**WORK TO COMPLETE**
Below are the records; copy each line in them that holds the word "true".

———

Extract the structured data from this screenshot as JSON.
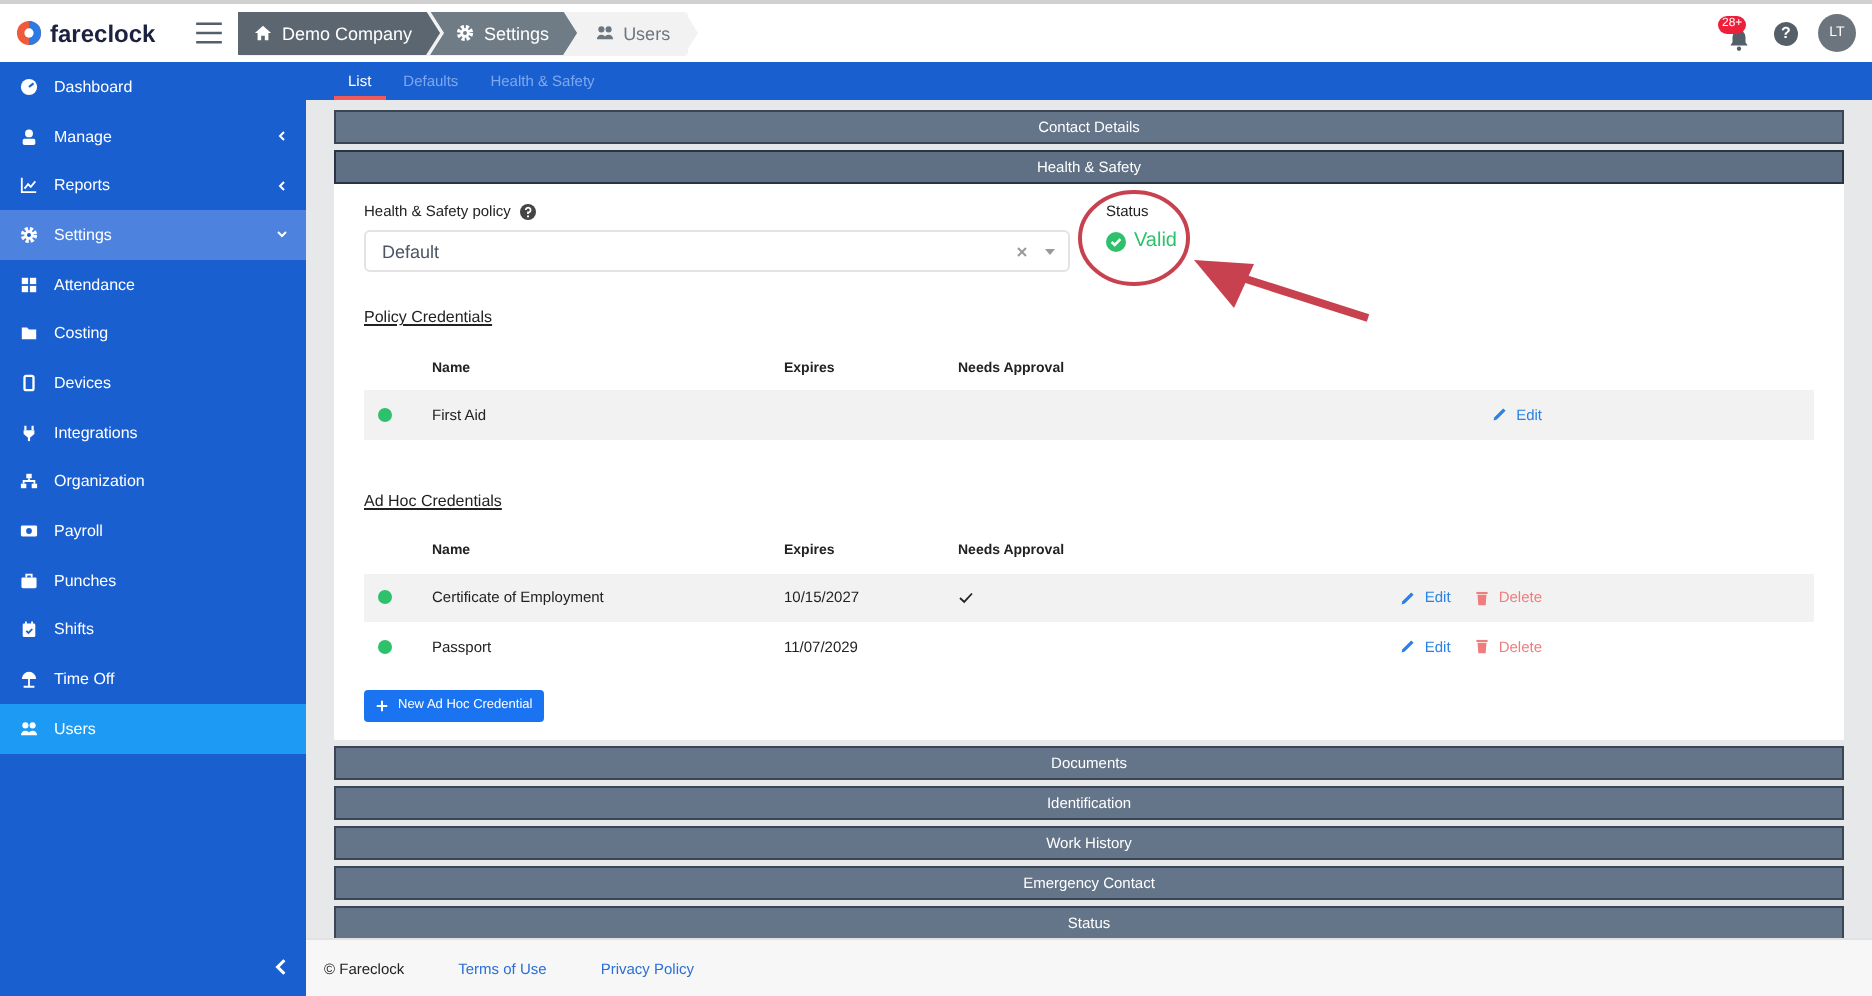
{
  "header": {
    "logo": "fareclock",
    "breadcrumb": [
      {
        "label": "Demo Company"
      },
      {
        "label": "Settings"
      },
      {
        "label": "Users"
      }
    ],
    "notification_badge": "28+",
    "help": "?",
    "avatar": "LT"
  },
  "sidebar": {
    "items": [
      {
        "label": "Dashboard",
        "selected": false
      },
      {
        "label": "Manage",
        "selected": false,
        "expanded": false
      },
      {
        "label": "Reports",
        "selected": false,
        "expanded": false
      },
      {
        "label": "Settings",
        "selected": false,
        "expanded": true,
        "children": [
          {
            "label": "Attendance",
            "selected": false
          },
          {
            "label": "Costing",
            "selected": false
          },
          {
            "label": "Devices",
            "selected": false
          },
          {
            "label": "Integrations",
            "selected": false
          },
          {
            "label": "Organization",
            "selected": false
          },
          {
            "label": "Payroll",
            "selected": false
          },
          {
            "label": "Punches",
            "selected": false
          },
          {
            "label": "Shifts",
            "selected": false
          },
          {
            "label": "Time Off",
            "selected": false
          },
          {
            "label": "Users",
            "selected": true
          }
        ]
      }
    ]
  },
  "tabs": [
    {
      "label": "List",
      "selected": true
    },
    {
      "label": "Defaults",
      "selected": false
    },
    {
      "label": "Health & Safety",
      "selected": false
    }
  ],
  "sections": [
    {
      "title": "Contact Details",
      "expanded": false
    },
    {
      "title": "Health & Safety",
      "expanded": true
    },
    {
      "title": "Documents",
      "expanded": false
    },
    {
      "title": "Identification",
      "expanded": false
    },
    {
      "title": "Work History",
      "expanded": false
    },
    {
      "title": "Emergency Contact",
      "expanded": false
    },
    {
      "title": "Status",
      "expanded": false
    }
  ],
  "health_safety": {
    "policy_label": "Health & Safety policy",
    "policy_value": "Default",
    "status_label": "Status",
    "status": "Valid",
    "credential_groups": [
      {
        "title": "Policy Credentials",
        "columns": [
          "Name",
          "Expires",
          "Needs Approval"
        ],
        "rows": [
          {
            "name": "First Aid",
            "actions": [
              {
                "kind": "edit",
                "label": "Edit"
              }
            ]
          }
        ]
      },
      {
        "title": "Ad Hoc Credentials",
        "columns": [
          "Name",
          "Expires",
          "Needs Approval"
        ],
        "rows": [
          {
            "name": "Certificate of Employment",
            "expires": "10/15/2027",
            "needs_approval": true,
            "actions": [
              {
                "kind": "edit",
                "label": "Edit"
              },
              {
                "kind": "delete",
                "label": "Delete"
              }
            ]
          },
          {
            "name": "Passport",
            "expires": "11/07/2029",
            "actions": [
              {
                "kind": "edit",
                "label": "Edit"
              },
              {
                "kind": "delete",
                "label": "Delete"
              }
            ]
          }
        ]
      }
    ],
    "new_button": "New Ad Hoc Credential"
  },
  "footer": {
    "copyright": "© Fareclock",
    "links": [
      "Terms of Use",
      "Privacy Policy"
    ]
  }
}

———

**OUTPUT BELOW**
        "expanded": true,
            "selected": true
      "selected": true
      "expanded": true
            "needs_approval": true,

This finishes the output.